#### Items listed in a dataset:
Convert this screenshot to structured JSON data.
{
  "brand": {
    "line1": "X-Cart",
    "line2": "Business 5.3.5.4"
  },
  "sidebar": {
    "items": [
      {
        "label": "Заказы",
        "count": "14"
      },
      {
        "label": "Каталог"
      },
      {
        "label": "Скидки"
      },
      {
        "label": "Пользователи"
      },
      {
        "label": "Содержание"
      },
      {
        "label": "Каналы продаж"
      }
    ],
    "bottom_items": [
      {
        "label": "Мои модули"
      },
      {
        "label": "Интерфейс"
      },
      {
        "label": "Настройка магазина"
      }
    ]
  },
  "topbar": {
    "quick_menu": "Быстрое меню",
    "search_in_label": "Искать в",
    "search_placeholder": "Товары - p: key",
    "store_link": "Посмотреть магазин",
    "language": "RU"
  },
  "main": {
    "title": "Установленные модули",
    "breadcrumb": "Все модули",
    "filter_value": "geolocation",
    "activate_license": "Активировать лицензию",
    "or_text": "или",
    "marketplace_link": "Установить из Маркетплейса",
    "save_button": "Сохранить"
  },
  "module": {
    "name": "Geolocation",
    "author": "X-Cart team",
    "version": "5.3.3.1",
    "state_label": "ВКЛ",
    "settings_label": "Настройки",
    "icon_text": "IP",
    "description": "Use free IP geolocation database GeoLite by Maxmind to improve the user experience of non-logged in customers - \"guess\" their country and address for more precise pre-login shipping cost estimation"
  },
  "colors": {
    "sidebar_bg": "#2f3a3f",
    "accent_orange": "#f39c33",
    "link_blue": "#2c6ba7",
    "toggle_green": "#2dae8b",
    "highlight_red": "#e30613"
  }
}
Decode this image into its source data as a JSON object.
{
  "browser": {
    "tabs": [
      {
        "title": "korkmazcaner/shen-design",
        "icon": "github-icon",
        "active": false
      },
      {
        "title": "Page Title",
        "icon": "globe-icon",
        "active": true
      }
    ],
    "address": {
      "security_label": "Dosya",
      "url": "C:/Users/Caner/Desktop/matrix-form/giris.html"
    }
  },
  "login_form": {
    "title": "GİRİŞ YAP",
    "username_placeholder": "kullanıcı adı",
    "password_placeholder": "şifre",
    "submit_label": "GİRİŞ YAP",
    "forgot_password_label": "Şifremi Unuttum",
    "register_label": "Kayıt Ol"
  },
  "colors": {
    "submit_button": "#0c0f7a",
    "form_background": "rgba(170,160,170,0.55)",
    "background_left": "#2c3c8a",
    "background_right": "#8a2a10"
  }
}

#### GIVEN INSTRUCTION:
Transcribe, word for word, every line from the one containing "Decode this image" through the final line of the entries, and nothing else.

#### TASK OUTPUT:
Decode this image into its source data as a JSON object.
{
  "browser": {
    "tabs": [
      {
        "title": "korkmazcaner/shen-design",
        "icon": "github-icon",
        "active": false
      },
      {
        "title": "Page Title",
        "icon": "globe-icon",
        "active": true
      }
    ],
    "address": {
      "security_label": "Dosya",
      "url": "C:/Users/Caner/Desktop/matrix-form/giris.html"
    }
  },
  "login_form": {
    "title": "GİRİŞ YAP",
    "username_placeholder": "kullanıcı adı",
    "password_placeholder": "şifre",
    "submit_label": "GİRİŞ YAP",
    "forgot_password_label": "Şifremi Unuttum",
    "register_label": "Kayıt Ol"
  },
  "colors": {
    "submit_button": "#0c0f7a",
    "form_background": "rgba(170,160,170,0.55)",
    "background_left": "#2c3c8a",
    "background_right": "#8a2a10"
  }
}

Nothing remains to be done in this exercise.